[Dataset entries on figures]

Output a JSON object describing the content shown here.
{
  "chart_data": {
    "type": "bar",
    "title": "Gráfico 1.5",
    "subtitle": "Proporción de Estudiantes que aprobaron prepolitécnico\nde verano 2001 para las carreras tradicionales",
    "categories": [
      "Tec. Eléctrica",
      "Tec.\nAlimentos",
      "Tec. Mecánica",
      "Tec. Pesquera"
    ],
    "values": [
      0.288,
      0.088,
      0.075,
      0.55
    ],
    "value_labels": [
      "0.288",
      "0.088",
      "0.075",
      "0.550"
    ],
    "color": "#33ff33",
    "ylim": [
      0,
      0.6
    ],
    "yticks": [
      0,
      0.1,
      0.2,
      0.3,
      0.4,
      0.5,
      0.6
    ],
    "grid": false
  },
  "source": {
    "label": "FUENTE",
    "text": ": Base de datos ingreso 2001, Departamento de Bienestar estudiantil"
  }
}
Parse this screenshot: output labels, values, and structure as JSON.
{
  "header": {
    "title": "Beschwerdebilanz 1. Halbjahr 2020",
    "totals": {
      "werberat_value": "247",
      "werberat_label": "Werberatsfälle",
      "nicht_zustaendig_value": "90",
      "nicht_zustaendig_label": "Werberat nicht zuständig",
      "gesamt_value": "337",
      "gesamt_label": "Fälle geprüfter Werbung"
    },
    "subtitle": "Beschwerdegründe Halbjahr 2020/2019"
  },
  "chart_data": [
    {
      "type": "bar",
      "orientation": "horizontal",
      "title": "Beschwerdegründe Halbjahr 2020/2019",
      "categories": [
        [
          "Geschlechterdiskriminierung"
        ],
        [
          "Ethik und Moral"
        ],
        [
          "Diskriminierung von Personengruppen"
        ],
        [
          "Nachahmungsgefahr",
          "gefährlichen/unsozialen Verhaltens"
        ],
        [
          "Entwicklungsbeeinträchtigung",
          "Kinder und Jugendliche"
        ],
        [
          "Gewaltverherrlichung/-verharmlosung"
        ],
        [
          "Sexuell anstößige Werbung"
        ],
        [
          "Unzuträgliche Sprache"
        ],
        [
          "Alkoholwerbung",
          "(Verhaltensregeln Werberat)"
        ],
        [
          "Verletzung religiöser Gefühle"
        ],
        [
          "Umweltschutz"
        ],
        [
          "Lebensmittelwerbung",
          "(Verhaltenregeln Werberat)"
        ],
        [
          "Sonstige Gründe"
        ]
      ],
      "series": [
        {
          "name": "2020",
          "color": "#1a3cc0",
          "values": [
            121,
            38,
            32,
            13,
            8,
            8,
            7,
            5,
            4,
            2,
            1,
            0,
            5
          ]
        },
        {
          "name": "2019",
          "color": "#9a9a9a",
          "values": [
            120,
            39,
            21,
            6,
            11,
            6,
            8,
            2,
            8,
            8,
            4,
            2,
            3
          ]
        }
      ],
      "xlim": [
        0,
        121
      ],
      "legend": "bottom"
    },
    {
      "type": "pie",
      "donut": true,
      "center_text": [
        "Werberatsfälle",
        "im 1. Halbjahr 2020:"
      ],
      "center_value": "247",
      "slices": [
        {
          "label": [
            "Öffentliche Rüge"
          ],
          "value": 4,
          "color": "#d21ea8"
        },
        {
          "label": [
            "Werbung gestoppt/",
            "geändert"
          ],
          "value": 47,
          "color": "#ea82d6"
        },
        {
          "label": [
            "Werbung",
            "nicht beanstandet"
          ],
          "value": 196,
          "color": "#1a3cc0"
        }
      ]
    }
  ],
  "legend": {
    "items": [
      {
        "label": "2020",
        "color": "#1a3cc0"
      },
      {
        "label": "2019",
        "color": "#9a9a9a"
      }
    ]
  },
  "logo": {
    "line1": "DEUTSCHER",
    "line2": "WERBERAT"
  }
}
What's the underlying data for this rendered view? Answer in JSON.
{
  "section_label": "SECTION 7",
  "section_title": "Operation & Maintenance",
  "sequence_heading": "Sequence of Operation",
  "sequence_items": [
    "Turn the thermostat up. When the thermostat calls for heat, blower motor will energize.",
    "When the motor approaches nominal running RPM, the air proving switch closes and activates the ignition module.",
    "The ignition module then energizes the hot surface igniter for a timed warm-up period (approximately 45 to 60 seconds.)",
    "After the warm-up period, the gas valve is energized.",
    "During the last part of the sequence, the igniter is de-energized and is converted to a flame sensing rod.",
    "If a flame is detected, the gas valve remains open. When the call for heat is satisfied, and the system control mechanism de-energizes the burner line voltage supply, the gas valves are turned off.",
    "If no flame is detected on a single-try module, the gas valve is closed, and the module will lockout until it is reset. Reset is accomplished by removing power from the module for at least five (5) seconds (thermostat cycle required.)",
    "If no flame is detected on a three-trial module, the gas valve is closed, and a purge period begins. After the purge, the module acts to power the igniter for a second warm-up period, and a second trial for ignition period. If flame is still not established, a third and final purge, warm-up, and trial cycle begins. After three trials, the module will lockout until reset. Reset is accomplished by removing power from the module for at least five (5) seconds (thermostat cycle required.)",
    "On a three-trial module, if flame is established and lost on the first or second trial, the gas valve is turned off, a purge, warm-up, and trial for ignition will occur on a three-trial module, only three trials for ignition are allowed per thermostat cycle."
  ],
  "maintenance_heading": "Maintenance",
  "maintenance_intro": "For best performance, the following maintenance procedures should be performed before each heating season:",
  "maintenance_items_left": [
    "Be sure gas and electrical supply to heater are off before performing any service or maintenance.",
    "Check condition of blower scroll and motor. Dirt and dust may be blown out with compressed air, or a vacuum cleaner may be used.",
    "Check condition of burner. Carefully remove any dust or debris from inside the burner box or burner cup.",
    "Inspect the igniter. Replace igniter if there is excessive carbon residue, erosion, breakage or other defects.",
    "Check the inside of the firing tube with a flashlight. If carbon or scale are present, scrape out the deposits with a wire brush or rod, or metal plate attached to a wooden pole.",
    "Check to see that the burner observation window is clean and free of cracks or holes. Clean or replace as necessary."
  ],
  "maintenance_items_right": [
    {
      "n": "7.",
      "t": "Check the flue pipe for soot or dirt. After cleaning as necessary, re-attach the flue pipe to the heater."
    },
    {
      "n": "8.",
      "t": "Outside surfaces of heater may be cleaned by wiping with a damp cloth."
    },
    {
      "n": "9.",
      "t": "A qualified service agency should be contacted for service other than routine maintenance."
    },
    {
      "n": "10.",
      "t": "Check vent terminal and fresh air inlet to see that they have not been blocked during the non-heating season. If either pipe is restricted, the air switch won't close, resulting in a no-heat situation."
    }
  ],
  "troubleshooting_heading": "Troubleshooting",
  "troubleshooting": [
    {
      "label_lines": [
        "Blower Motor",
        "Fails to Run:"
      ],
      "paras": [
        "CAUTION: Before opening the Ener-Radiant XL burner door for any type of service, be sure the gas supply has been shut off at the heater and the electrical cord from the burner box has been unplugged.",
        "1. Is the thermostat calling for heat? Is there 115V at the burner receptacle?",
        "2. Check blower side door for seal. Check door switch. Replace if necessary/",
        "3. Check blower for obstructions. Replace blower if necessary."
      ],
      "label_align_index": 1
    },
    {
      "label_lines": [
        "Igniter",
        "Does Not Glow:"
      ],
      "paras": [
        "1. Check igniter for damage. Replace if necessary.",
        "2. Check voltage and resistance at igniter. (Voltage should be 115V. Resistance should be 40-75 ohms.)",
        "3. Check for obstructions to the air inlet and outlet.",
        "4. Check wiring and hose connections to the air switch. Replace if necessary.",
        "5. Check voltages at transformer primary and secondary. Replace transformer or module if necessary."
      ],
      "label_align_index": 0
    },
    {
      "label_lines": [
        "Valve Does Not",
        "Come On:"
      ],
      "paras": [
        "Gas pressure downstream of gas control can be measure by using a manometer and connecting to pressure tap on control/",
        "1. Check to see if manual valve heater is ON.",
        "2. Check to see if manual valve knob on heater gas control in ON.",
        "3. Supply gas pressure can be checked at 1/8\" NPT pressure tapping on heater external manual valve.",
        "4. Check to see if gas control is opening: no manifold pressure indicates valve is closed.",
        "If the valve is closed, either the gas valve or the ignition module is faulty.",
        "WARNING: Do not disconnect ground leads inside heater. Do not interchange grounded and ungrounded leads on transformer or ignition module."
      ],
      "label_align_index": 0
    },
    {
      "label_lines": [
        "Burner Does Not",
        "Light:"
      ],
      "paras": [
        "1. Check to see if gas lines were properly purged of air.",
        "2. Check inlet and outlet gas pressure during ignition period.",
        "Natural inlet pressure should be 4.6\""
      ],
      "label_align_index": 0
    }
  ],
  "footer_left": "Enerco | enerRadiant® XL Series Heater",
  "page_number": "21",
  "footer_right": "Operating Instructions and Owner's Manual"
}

» **SET TASK**: Report each line of the material above where the word "condition" appears.

» **RESPONSE FOR THIS EXERCISE**:
    "Check condition of blower scroll and motor. Dirt and dust may be blown out with compressed air, or a vacuum cleaner may be used.",
    "Check condition of burner. Carefully remove any dust or debris from inside the burner box or burner cup.",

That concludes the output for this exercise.